Stored data
** start **

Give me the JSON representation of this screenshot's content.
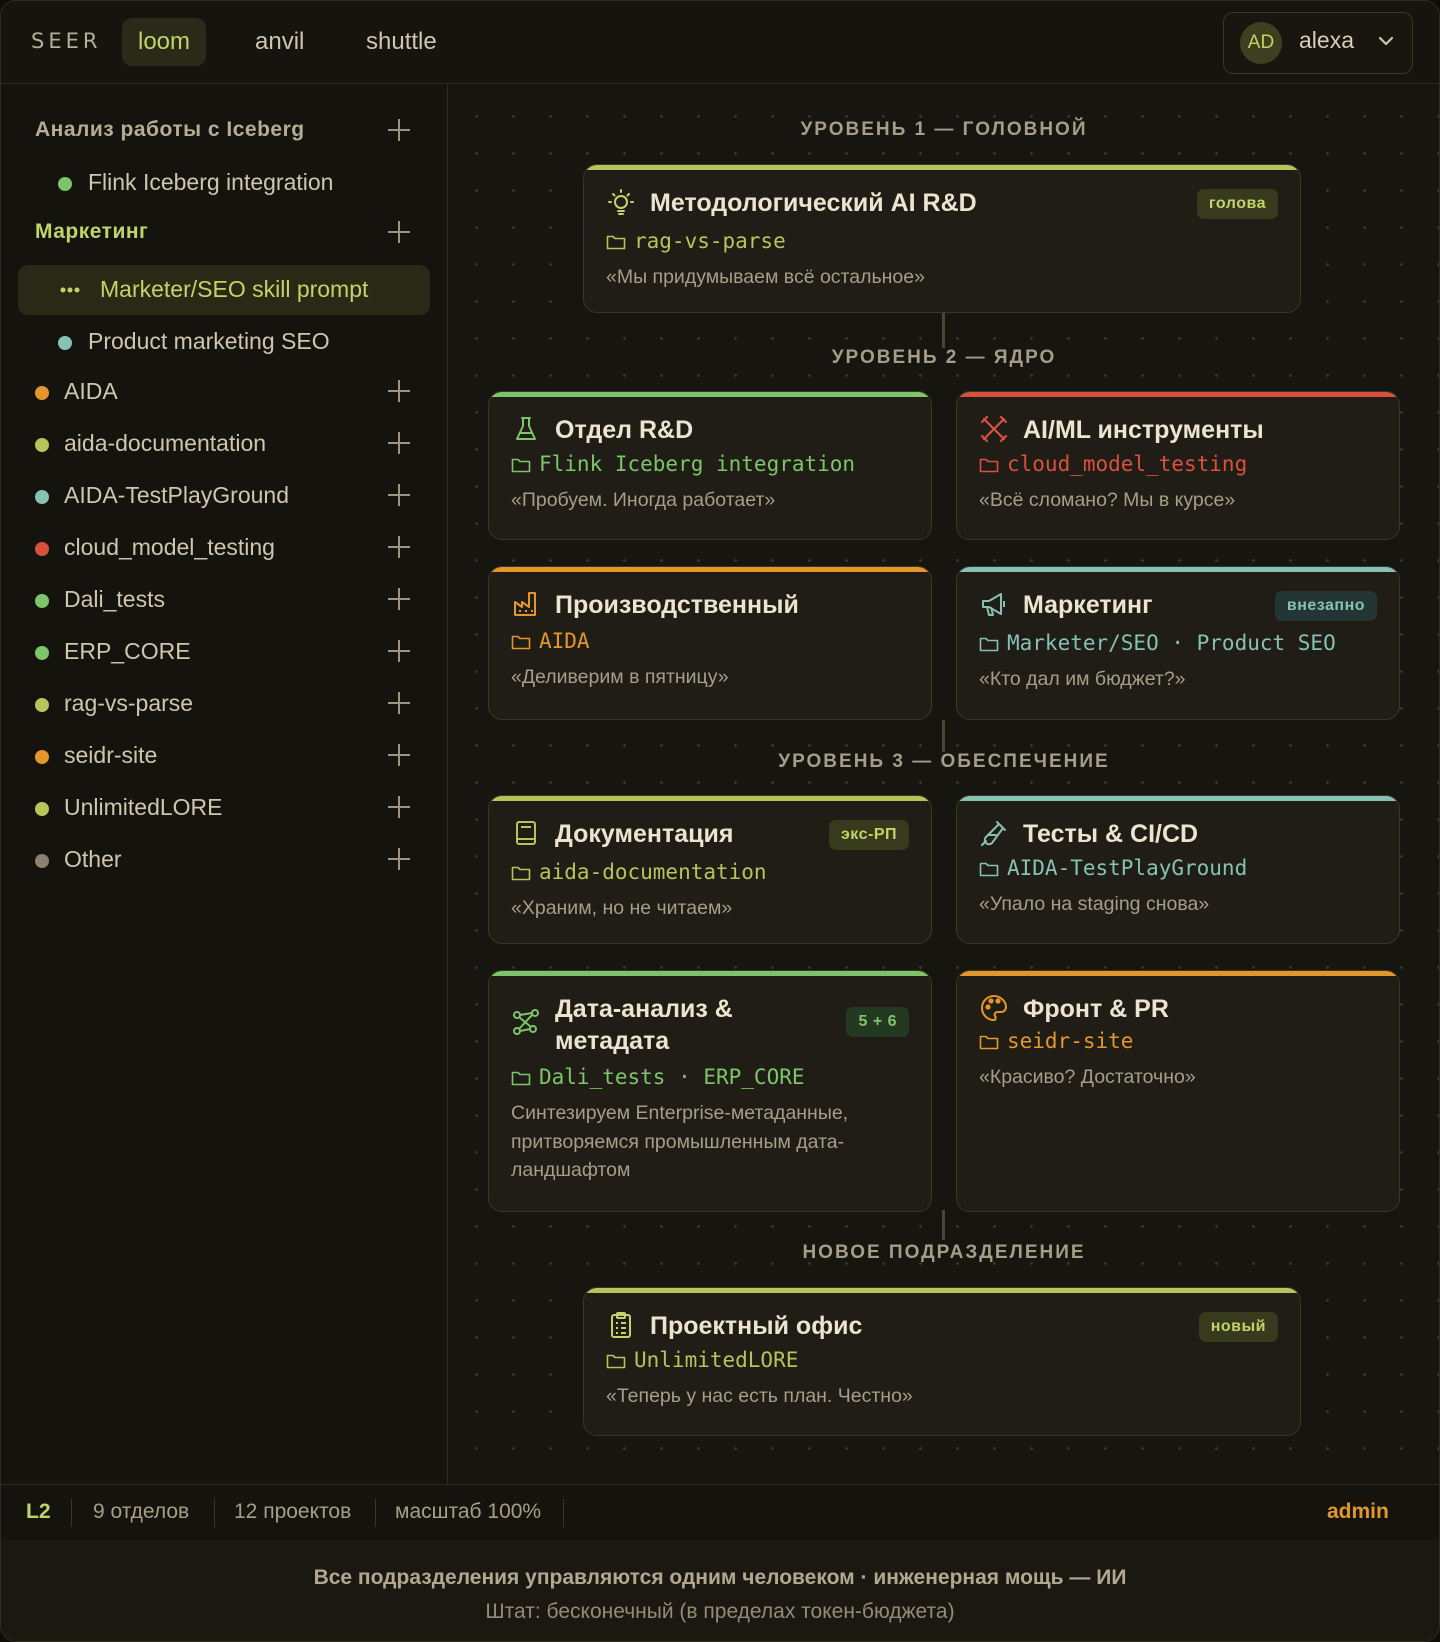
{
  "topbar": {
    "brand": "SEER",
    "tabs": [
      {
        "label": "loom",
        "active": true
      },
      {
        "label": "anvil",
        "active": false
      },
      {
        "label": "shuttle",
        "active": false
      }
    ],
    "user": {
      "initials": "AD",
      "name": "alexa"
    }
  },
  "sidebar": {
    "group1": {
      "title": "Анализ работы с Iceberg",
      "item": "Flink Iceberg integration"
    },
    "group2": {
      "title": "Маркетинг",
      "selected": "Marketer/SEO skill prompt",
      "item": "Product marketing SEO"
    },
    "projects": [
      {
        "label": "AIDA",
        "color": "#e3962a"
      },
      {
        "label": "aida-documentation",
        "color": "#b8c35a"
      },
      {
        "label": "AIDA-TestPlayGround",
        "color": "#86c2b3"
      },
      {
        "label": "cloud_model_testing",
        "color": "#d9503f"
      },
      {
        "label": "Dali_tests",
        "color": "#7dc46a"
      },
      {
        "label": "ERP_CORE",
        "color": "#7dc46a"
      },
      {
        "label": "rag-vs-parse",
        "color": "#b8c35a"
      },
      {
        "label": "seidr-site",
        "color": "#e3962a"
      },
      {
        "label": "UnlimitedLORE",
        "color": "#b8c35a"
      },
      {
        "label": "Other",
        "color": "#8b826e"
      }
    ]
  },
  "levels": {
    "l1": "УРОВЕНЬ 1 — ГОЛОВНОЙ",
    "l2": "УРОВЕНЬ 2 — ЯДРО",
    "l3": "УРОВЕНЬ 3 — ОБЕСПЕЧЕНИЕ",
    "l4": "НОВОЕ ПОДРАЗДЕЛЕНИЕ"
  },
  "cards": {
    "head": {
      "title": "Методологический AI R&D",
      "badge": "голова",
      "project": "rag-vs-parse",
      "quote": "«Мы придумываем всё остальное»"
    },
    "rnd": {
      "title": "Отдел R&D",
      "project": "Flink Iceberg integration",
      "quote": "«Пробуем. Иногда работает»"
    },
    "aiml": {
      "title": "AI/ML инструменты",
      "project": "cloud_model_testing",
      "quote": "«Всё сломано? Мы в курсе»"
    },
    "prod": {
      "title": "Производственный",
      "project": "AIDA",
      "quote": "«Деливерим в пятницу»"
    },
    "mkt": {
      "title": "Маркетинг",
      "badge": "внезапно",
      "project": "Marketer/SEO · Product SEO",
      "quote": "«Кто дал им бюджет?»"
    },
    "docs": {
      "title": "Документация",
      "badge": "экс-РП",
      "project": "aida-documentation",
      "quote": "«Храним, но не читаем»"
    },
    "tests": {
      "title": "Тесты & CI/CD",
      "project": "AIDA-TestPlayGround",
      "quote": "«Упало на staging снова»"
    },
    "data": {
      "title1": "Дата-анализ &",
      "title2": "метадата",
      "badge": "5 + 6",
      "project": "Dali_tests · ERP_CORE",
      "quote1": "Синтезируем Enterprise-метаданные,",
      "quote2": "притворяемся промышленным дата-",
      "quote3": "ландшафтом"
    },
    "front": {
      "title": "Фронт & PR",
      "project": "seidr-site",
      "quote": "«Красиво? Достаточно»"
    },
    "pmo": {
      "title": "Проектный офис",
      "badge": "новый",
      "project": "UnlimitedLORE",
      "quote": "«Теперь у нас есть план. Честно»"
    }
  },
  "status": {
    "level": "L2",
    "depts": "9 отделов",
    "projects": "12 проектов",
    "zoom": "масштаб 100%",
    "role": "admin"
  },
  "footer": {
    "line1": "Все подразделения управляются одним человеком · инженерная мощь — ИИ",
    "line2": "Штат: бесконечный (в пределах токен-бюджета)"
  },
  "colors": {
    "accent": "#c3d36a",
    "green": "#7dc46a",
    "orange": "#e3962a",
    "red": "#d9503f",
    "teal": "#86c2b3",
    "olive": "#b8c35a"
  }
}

** end **
** start **

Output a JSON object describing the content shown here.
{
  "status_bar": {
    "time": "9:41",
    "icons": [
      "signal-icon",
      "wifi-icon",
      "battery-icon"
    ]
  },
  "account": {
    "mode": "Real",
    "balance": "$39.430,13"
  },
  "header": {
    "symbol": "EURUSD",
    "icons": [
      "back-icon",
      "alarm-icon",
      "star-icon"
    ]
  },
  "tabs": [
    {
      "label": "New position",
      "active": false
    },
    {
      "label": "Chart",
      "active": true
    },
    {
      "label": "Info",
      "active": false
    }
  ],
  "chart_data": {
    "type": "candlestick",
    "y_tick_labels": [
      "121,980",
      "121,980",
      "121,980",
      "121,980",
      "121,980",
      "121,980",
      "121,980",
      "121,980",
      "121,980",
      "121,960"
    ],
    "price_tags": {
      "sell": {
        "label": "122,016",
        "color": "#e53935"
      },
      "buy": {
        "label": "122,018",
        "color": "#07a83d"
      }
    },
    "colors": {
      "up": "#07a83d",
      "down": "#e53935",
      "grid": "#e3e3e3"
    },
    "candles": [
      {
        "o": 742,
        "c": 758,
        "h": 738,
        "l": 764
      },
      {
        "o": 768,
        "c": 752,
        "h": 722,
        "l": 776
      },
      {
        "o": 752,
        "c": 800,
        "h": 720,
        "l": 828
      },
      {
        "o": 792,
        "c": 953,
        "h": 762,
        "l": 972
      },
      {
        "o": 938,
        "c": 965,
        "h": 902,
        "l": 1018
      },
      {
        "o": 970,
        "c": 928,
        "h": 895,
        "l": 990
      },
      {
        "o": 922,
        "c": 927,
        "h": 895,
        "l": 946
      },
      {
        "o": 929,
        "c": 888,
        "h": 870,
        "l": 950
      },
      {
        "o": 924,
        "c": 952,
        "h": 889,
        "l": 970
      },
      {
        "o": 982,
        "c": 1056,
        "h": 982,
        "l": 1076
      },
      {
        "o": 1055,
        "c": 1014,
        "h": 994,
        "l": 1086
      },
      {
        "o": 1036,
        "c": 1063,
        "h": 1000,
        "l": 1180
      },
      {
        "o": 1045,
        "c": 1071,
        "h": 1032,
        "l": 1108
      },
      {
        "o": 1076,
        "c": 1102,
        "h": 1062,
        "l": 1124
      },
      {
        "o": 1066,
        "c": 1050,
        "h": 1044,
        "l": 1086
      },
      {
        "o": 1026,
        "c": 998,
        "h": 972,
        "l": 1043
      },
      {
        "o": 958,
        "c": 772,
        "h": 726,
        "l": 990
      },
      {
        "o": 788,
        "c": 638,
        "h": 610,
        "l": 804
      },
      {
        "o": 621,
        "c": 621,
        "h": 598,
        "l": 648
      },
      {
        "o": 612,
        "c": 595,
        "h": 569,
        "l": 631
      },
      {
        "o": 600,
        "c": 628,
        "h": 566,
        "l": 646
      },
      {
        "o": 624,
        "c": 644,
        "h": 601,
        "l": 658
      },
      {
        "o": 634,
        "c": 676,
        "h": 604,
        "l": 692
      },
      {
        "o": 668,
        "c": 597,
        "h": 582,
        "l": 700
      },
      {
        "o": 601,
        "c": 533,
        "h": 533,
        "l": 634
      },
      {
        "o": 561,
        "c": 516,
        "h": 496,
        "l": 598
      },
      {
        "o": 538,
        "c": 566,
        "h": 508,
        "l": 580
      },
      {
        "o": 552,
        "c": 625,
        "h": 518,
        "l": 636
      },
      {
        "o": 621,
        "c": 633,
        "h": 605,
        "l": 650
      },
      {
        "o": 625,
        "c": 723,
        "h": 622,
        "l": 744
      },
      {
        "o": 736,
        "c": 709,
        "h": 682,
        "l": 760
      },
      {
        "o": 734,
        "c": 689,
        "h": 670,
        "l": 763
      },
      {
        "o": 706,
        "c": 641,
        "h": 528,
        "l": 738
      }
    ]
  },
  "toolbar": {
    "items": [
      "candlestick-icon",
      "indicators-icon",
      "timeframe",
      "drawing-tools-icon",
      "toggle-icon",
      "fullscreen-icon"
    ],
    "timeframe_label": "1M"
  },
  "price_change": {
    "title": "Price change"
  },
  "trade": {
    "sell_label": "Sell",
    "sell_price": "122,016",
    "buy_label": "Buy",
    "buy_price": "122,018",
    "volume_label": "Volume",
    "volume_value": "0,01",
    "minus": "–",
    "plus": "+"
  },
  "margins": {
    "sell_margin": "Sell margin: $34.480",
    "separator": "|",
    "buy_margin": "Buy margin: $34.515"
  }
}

** end **
** start **

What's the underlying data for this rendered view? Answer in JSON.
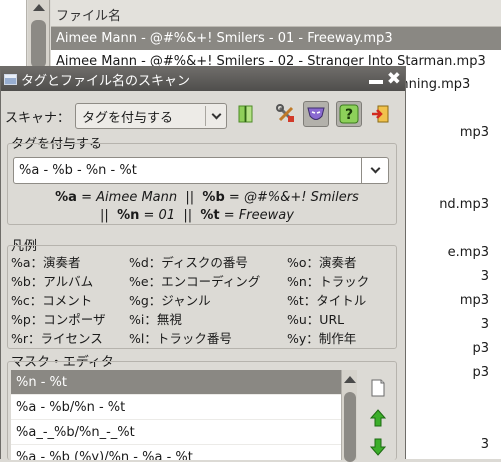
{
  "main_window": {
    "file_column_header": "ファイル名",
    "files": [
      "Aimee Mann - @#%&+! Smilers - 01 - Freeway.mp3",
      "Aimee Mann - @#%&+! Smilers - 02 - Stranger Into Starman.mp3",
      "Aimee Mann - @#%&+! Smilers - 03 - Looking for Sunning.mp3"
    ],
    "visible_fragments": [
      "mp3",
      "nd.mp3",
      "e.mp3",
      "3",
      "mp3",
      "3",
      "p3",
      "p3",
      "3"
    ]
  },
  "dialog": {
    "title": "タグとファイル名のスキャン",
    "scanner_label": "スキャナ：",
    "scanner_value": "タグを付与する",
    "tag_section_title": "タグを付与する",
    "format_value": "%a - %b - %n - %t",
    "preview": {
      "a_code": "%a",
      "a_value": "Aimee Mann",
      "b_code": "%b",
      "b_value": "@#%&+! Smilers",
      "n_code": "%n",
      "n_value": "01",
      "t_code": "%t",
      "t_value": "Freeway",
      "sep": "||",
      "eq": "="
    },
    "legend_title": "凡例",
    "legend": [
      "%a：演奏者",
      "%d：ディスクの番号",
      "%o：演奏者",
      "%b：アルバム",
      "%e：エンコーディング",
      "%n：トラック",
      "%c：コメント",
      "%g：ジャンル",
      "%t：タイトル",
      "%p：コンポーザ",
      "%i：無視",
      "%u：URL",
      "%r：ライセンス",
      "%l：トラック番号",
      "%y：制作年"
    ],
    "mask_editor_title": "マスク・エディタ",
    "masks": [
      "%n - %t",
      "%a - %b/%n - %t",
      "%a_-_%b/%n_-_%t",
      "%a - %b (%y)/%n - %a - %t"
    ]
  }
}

** end **

* **Written exercise**
Of the lines in this data, how many contain "TestPlayGround"? Reply with only the number.

* **Problem solution**
2